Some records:
_ _ _ _

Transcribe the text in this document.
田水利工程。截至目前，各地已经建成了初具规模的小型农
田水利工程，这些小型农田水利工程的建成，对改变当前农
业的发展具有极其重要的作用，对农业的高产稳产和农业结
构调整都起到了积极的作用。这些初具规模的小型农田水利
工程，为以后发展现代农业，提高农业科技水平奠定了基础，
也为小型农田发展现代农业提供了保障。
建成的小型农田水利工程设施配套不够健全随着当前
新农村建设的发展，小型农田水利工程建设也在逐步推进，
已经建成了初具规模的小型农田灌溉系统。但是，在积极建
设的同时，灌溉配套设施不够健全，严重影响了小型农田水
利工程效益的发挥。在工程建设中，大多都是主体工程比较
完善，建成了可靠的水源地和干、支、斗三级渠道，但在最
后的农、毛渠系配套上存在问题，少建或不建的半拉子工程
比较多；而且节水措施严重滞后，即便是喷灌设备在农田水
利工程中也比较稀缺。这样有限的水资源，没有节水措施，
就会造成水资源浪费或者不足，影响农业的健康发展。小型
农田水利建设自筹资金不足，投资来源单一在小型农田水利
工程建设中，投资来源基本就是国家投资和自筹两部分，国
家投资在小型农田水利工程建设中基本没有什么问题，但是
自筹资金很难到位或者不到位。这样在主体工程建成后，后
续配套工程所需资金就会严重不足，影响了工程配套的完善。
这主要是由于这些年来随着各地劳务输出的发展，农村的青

_ _ _ _

Problem:
Extract each entry in full and write it down exactly.

The completed task:
Transcribe the text in this document.
田水利工程。截至目前，各地已经建成了初具规模的小型农
田水利工程，这些小型农田水利工程的建成，对改变当前农
业的发展具有极其重要的作用，对农业的高产稳产和农业结
构调整都起到了积极的作用。这些初具规模的小型农田水利
工程，为以后发展现代农业，提高农业科技水平奠定了基础，
也为小型农田发展现代农业提供了保障。
建成的小型农田水利工程设施配套不够健全随着当前
新农村建设的发展，小型农田水利工程建设也在逐步推进，
已经建成了初具规模的小型农田灌溉系统。但是，在积极建
设的同时，灌溉配套设施不够健全，严重影响了小型农田水
利工程效益的发挥。在工程建设中，大多都是主体工程比较
完善，建成了可靠的水源地和干、支、斗三级渠道，但在最
后的农、毛渠系配套上存在问题，少建或不建的半拉子工程
比较多；而且节水措施严重滞后，即便是喷灌设备在农田水
利工程中也比较稀缺。这样有限的水资源，没有节水措施，
就会造成水资源浪费或者不足，影响农业的健康发展。小型
农田水利建设自筹资金不足，投资来源单一在小型农田水利
工程建设中，投资来源基本就是国家投资和自筹两部分，国
家投资在小型农田水利工程建设中基本没有什么问题，但是
自筹资金很难到位或者不到位。这样在主体工程建成后，后
续配套工程所需资金就会严重不足，影响了工程配套的完善。
这主要是由于这些年来随着各地劳务输出的发展，农村的青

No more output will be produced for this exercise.